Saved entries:
- - - -

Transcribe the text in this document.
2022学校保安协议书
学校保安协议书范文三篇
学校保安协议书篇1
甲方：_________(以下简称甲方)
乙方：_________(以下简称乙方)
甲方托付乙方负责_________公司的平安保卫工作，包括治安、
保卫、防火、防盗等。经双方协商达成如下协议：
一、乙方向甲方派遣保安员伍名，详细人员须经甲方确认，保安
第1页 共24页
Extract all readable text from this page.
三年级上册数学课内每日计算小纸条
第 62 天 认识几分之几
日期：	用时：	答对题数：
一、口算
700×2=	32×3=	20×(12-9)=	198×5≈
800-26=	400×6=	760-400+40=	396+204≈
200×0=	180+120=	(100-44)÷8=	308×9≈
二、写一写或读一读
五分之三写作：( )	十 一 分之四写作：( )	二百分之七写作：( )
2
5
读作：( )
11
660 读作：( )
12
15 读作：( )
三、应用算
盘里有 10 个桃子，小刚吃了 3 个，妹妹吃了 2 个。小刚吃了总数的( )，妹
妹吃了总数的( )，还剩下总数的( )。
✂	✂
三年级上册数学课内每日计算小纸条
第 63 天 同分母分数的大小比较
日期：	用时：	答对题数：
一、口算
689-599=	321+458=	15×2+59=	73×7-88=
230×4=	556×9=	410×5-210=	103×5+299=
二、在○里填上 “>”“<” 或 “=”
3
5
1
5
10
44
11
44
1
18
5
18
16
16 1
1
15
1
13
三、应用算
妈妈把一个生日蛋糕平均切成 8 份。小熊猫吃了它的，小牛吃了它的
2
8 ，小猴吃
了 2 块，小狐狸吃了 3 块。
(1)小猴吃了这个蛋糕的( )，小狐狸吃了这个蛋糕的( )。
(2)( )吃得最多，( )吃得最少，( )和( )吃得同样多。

- - - -

■ **Goal**: Only the lines from the one containing "Extract all readable text from this page." to the end of the records should be repeated, exactly as they appear.

■ **Result**:
Extract all readable text from this page.
三年级上册数学课内每日计算小纸条
第 62 天 认识几分之几
日期：	用时：	答对题数：
一、口算
700×2=	32×3=	20×(12-9)=	198×5≈
800-26=	400×6=	760-400+40=	396+204≈
200×0=	180+120=	(100-44)÷8=	308×9≈
二、写一写或读一读
五分之三写作：( )	十 一 分之四写作：( )	二百分之七写作：( )
2
5
读作：( )
11
660 读作：( )
12
15 读作：( )
三、应用算
盘里有 10 个桃子，小刚吃了 3 个，妹妹吃了 2 个。小刚吃了总数的( )，妹
妹吃了总数的( )，还剩下总数的( )。
✂	✂
三年级上册数学课内每日计算小纸条
第 63 天 同分母分数的大小比较
日期：	用时：	答对题数：
一、口算
689-599=	321+458=	15×2+59=	73×7-88=
230×4=	556×9=	410×5-210=	103×5+299=
二、在○里填上 “>”“<” 或 “=”
3
5
1
5
10
44
11
44
1
18
5
18
16
16 1
1
15
1
13
三、应用算
妈妈把一个生日蛋糕平均切成 8 份。小熊猫吃了它的，小牛吃了它的
2
8 ，小猴吃
了 2 块，小狐狸吃了 3 块。
(1)小猴吃了这个蛋糕的( )，小狐狸吃了这个蛋糕的( )。
(2)( )吃得最多，( )吃得最少，( )和( )吃得同样多。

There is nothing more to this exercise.